What you will do:
List every line below that contains the string "Checks". Case matters.

↓↓↓

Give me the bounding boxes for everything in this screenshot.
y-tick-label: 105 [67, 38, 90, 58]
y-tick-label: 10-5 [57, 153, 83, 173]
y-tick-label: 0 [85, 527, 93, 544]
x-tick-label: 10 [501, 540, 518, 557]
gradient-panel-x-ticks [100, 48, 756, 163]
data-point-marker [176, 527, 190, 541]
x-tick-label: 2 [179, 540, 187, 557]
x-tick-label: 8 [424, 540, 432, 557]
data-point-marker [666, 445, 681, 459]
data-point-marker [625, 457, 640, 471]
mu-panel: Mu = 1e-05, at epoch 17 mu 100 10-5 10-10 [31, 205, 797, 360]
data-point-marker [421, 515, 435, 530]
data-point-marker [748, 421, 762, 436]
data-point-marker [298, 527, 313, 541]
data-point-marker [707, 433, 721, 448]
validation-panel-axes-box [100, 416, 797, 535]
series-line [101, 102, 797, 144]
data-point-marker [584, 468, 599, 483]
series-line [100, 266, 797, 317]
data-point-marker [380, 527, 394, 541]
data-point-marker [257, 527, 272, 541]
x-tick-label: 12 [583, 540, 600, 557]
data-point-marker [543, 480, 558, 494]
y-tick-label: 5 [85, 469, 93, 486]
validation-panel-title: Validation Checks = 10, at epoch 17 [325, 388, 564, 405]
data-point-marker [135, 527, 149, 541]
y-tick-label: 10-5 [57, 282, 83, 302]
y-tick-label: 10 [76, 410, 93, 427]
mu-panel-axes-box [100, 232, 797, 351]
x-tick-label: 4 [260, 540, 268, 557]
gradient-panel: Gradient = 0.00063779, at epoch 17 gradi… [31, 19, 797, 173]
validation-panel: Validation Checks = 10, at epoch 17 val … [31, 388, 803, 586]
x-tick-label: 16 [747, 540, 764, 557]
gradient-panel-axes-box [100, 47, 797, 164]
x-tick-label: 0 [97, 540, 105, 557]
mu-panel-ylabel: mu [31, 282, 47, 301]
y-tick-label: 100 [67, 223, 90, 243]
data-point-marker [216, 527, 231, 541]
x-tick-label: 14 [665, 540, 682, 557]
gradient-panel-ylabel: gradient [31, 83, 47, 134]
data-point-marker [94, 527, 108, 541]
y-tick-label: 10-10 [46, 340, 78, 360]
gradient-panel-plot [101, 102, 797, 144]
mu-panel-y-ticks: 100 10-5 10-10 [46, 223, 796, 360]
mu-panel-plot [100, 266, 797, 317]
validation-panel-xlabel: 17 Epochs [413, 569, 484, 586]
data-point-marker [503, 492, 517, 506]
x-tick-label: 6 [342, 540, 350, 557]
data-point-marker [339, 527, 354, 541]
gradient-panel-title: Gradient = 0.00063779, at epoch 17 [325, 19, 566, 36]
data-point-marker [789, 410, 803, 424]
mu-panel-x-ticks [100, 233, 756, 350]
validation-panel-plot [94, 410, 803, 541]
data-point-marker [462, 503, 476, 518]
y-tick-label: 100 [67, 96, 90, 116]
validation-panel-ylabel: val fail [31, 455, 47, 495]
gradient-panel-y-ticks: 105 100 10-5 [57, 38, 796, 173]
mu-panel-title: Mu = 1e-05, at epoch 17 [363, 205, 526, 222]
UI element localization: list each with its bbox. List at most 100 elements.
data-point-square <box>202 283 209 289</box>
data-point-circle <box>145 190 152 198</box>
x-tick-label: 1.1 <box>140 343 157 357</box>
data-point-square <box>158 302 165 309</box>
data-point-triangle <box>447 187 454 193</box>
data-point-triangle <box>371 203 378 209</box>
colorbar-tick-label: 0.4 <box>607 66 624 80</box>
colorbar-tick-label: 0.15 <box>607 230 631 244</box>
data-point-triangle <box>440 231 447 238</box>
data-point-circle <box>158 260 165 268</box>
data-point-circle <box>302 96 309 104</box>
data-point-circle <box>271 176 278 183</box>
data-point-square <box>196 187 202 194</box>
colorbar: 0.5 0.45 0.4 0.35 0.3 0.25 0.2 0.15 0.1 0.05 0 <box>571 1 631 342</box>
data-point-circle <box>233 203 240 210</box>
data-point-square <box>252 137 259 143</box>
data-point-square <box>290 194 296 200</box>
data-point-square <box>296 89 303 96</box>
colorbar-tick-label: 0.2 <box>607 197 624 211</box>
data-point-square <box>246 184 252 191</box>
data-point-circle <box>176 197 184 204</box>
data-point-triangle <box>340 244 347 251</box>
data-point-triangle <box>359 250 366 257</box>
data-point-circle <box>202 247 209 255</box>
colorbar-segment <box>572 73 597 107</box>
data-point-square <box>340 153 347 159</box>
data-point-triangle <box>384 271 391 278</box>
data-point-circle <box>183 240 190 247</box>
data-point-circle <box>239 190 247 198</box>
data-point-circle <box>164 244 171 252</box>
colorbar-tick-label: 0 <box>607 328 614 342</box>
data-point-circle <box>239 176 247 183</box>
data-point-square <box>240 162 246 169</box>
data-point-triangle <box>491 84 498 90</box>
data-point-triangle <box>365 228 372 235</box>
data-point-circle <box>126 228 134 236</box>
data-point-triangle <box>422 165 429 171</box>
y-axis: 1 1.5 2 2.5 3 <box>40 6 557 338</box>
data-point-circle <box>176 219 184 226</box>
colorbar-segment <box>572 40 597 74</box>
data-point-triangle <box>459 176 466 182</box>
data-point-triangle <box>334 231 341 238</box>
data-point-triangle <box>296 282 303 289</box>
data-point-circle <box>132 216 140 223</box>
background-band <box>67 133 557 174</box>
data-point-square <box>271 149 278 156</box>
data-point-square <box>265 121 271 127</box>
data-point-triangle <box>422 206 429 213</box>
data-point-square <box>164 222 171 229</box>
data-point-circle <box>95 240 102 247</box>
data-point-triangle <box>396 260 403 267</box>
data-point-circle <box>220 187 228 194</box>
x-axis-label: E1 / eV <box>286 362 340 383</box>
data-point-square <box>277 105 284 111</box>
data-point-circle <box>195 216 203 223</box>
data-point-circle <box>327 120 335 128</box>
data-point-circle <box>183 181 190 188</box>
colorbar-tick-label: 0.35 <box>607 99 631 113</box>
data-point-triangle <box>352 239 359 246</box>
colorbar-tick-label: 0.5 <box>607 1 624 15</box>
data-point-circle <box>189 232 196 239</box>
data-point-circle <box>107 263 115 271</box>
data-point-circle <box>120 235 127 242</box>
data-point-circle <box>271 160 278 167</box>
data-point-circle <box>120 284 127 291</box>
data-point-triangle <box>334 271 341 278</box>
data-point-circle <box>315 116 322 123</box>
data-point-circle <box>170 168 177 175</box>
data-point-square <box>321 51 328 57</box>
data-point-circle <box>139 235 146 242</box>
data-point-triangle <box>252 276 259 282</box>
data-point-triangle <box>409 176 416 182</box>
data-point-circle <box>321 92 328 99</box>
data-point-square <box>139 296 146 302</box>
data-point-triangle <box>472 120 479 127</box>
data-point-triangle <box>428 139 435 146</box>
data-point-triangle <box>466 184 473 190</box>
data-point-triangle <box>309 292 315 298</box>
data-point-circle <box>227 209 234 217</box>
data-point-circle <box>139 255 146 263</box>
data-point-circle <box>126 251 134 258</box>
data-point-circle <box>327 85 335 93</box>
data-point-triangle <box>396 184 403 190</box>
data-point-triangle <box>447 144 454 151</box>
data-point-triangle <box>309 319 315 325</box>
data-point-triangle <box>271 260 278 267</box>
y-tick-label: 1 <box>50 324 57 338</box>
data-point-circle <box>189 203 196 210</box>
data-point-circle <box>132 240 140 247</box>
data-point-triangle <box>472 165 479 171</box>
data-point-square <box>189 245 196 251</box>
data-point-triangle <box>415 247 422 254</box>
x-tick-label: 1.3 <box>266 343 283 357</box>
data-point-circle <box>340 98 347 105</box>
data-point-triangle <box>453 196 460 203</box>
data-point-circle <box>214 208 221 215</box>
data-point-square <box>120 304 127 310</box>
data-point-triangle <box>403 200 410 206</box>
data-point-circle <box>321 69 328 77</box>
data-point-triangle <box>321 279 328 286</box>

↑↑↑

Answer to the task:
validation-panel-title: Validation Checks = 10, at epoch 17 [325, 388, 564, 405]
validation-panel: Validation Checks = 10, at epoch 17 val … [31, 388, 803, 586]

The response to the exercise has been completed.